##### Material for this exercise #####
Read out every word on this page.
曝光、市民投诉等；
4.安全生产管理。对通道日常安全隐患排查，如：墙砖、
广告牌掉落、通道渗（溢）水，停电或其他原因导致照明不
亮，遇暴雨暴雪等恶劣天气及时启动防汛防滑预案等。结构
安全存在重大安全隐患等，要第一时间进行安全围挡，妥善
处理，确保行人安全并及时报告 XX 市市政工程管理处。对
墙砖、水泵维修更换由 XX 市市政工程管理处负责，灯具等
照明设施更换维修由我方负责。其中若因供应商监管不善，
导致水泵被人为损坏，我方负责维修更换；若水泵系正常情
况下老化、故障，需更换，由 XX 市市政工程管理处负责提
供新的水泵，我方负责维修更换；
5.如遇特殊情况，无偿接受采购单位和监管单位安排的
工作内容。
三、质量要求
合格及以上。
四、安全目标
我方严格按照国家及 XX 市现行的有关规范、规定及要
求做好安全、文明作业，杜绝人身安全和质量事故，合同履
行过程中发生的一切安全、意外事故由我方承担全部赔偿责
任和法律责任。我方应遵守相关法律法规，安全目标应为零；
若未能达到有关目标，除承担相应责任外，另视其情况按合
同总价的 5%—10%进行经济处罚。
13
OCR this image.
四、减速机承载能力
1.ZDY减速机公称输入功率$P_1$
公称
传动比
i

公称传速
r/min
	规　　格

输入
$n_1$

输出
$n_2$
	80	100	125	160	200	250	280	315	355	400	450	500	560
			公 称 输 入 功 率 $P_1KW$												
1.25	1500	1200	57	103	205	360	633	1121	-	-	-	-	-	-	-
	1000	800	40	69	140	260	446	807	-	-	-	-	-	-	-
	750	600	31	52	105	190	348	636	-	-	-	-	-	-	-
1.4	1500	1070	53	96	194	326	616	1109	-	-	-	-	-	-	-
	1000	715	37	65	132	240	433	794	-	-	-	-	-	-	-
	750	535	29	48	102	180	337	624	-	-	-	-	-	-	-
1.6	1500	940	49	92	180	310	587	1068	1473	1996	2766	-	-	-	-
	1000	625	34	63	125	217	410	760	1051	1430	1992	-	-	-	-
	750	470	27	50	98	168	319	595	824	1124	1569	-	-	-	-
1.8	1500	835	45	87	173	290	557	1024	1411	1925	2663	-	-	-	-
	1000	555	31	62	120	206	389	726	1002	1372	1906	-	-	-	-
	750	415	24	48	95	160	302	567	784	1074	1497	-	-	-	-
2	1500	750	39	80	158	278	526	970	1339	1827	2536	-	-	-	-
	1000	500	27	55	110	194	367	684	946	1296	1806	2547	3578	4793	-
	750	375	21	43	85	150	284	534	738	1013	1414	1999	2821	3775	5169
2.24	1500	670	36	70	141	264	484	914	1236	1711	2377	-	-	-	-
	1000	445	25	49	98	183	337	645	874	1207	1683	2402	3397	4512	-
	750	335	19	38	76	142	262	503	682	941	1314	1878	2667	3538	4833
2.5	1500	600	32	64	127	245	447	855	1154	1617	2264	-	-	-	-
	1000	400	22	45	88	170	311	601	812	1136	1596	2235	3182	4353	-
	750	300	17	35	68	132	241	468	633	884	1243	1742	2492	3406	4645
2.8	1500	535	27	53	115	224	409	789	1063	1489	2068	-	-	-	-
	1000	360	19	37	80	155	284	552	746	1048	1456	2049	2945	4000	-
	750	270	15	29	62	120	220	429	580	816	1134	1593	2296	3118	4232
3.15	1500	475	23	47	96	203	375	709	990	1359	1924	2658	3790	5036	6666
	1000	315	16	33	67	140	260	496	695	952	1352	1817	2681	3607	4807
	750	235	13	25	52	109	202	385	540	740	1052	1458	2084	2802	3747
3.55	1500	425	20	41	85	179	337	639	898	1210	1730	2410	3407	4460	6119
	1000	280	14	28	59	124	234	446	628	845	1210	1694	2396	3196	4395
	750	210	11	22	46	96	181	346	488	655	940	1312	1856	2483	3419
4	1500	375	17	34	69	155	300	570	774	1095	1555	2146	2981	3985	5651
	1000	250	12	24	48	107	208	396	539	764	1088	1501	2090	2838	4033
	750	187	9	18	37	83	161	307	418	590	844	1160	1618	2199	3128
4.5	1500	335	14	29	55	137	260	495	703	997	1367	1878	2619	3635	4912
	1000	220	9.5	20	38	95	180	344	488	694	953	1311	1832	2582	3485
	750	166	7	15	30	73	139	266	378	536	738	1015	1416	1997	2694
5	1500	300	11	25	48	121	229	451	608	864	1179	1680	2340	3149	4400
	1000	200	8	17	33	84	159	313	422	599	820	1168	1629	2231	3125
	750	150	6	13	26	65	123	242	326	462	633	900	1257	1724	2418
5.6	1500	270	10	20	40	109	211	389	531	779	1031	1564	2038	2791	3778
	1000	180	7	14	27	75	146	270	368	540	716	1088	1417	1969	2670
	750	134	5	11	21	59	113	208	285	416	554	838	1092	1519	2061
#####
→ **What to work on**:
Reproduce the material in full, with no word added or dropped.

→ **Response to the task**:
Read out every word on this page.
曝光、市民投诉等；
4.安全生产管理。对通道日常安全隐患排查，如：墙砖、
广告牌掉落、通道渗（溢）水，停电或其他原因导致照明不
亮，遇暴雨暴雪等恶劣天气及时启动防汛防滑预案等。结构
安全存在重大安全隐患等，要第一时间进行安全围挡，妥善
处理，确保行人安全并及时报告 XX 市市政工程管理处。对
墙砖、水泵维修更换由 XX 市市政工程管理处负责，灯具等
照明设施更换维修由我方负责。其中若因供应商监管不善，
导致水泵被人为损坏，我方负责维修更换；若水泵系正常情
况下老化、故障，需更换，由 XX 市市政工程管理处负责提
供新的水泵，我方负责维修更换；
5.如遇特殊情况，无偿接受采购单位和监管单位安排的
工作内容。
三、质量要求
合格及以上。
四、安全目标
我方严格按照国家及 XX 市现行的有关规范、规定及要
求做好安全、文明作业，杜绝人身安全和质量事故，合同履
行过程中发生的一切安全、意外事故由我方承担全部赔偿责
任和法律责任。我方应遵守相关法律法规，安全目标应为零；
若未能达到有关目标，除承担相应责任外，另视其情况按合
同总价的 5%—10%进行经济处罚。
13
OCR this image.
四、减速机承载能力
1.ZDY减速机公称输入功率$P_1$
公称
传动比
i

公称传速
r/min
	规　　格

输入
$n_1$

输出
$n_2$
	80	100	125	160	200	250	280	315	355	400	450	500	560
			公 称 输 入 功 率 $P_1KW$												
1.25	1500	1200	57	103	205	360	633	1121	-	-	-	-	-	-	-
	1000	800	40	69	140	260	446	807	-	-	-	-	-	-	-
	750	600	31	52	105	190	348	636	-	-	-	-	-	-	-
1.4	1500	1070	53	96	194	326	616	1109	-	-	-	-	-	-	-
	1000	715	37	65	132	240	433	794	-	-	-	-	-	-	-
	750	535	29	48	102	180	337	624	-	-	-	-	-	-	-
1.6	1500	940	49	92	180	310	587	1068	1473	1996	2766	-	-	-	-
	1000	625	34	63	125	217	410	760	1051	1430	1992	-	-	-	-
	750	470	27	50	98	168	319	595	824	1124	1569	-	-	-	-
1.8	1500	835	45	87	173	290	557	1024	1411	1925	2663	-	-	-	-
	1000	555	31	62	120	206	389	726	1002	1372	1906	-	-	-	-
	750	415	24	48	95	160	302	567	784	1074	1497	-	-	-	-
2	1500	750	39	80	158	278	526	970	1339	1827	2536	-	-	-	-
	1000	500	27	55	110	194	367	684	946	1296	1806	2547	3578	4793	-
	750	375	21	43	85	150	284	534	738	1013	1414	1999	2821	3775	5169
2.24	1500	670	36	70	141	264	484	914	1236	1711	2377	-	-	-	-
	1000	445	25	49	98	183	337	645	874	1207	1683	2402	3397	4512	-
	750	335	19	38	76	142	262	503	682	941	1314	1878	2667	3538	4833
2.5	1500	600	32	64	127	245	447	855	1154	1617	2264	-	-	-	-
	1000	400	22	45	88	170	311	601	812	1136	1596	2235	3182	4353	-
	750	300	17	35	68	132	241	468	633	884	1243	1742	2492	3406	4645
2.8	1500	535	27	53	115	224	409	789	1063	1489	2068	-	-	-	-
	1000	360	19	37	80	155	284	552	746	1048	1456	2049	2945	4000	-
	750	270	15	29	62	120	220	429	580	816	1134	1593	2296	3118	4232
3.15	1500	475	23	47	96	203	375	709	990	1359	1924	2658	3790	5036	6666
	1000	315	16	33	67	140	260	496	695	952	1352	1817	2681	3607	4807
	750	235	13	25	52	109	202	385	540	740	1052	1458	2084	2802	3747
3.55	1500	425	20	41	85	179	337	639	898	1210	1730	2410	3407	4460	6119
	1000	280	14	28	59	124	234	446	628	845	1210	1694	2396	3196	4395
	750	210	11	22	46	96	181	346	488	655	940	1312	1856	2483	3419
4	1500	375	17	34	69	155	300	570	774	1095	1555	2146	2981	3985	5651
	1000	250	12	24	48	107	208	396	539	764	1088	1501	2090	2838	4033
	750	187	9	18	37	83	161	307	418	590	844	1160	1618	2199	3128
4.5	1500	335	14	29	55	137	260	495	703	997	1367	1878	2619	3635	4912
	1000	220	9.5	20	38	95	180	344	488	694	953	1311	1832	2582	3485
	750	166	7	15	30	73	139	266	378	536	738	1015	1416	1997	2694
5	1500	300	11	25	48	121	229	451	608	864	1179	1680	2340	3149	4400
	1000	200	8	17	33	84	159	313	422	599	820	1168	1629	2231	3125
	750	150	6	13	26	65	123	242	326	462	633	900	1257	1724	2418
5.6	1500	270	10	20	40	109	211	389	531	779	1031	1564	2038	2791	3778
	1000	180	7	14	27	75	146	270	368	540	716	1088	1417	1969	2670
	750	134	5	11	21	59	113	208	285	416	554	838	1092	1519	2061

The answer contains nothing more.